## ENTRIES SHOWN
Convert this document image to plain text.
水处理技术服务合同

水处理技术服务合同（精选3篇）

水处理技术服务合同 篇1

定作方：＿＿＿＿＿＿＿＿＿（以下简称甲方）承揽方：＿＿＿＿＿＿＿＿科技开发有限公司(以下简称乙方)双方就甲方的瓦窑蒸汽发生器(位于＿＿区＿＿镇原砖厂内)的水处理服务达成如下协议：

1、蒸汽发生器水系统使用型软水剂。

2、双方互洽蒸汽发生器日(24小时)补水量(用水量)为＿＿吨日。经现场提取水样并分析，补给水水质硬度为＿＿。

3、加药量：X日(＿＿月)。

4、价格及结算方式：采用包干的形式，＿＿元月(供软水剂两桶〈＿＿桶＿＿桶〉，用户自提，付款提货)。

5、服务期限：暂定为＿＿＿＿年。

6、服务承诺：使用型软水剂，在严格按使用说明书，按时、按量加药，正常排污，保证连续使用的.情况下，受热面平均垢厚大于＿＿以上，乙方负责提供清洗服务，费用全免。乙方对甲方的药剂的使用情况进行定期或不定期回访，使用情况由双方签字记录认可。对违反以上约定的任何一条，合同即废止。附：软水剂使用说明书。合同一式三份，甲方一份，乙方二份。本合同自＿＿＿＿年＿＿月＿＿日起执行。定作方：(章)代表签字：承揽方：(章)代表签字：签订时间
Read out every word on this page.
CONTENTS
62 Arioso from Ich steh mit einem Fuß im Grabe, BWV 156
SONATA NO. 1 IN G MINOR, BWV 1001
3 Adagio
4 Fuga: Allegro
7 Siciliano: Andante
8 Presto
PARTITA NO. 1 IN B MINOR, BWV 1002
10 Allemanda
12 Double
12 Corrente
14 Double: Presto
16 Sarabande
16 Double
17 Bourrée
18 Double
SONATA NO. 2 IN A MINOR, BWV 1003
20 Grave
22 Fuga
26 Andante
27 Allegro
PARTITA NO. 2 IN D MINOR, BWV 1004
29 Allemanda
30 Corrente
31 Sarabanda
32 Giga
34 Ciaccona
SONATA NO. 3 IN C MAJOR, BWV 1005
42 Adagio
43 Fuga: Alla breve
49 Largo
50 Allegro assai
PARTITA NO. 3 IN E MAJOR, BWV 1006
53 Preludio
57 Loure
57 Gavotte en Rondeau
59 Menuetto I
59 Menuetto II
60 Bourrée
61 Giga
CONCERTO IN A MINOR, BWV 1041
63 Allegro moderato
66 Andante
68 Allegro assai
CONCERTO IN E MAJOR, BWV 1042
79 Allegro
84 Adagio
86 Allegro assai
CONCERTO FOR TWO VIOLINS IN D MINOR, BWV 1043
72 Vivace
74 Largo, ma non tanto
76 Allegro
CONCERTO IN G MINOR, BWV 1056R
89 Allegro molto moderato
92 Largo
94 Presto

## BRIEF
All the data must be duplicated exactly, with nothing added or removed.

## FINAL ANSWER
Convert this document image to plain text.
水处理技术服务合同

水处理技术服务合同（精选3篇）

水处理技术服务合同 篇1

定作方：＿＿＿＿＿＿＿＿＿（以下简称甲方）承揽方：＿＿＿＿＿＿＿＿科技开发有限公司(以下简称乙方)双方就甲方的瓦窑蒸汽发生器(位于＿＿区＿＿镇原砖厂内)的水处理服务达成如下协议：

1、蒸汽发生器水系统使用型软水剂。

2、双方互洽蒸汽发生器日(24小时)补水量(用水量)为＿＿吨日。经现场提取水样并分析，补给水水质硬度为＿＿。

3、加药量：X日(＿＿月)。

4、价格及结算方式：采用包干的形式，＿＿元月(供软水剂两桶〈＿＿桶＿＿桶〉，用户自提，付款提货)。

5、服务期限：暂定为＿＿＿＿年。

6、服务承诺：使用型软水剂，在严格按使用说明书，按时、按量加药，正常排污，保证连续使用的.情况下，受热面平均垢厚大于＿＿以上，乙方负责提供清洗服务，费用全免。乙方对甲方的药剂的使用情况进行定期或不定期回访，使用情况由双方签字记录认可。对违反以上约定的任何一条，合同即废止。附：软水剂使用说明书。合同一式三份，甲方一份，乙方二份。本合同自＿＿＿＿年＿＿月＿＿日起执行。定作方：(章)代表签字：承揽方：(章)代表签字：签订时间
Read out every word on this page.
CONTENTS
62 Arioso from Ich steh mit einem Fuß im Grabe, BWV 156
SONATA NO. 1 IN G MINOR, BWV 1001
3 Adagio
4 Fuga: Allegro
7 Siciliano: Andante
8 Presto
PARTITA NO. 1 IN B MINOR, BWV 1002
10 Allemanda
12 Double
12 Corrente
14 Double: Presto
16 Sarabande
16 Double
17 Bourrée
18 Double
SONATA NO. 2 IN A MINOR, BWV 1003
20 Grave
22 Fuga
26 Andante
27 Allegro
PARTITA NO. 2 IN D MINOR, BWV 1004
29 Allemanda
30 Corrente
31 Sarabanda
32 Giga
34 Ciaccona
SONATA NO. 3 IN C MAJOR, BWV 1005
42 Adagio
43 Fuga: Alla breve
49 Largo
50 Allegro assai
PARTITA NO. 3 IN E MAJOR, BWV 1006
53 Preludio
57 Loure
57 Gavotte en Rondeau
59 Menuetto I
59 Menuetto II
60 Bourrée
61 Giga
CONCERTO IN A MINOR, BWV 1041
63 Allegro moderato
66 Andante
68 Allegro assai
CONCERTO IN E MAJOR, BWV 1042
79 Allegro
84 Adagio
86 Allegro assai
CONCERTO FOR TWO VIOLINS IN D MINOR, BWV 1043
72 Vivace
74 Largo, ma non tanto
76 Allegro
CONCERTO IN G MINOR, BWV 1056R
89 Allegro molto moderato
92 Largo
94 Presto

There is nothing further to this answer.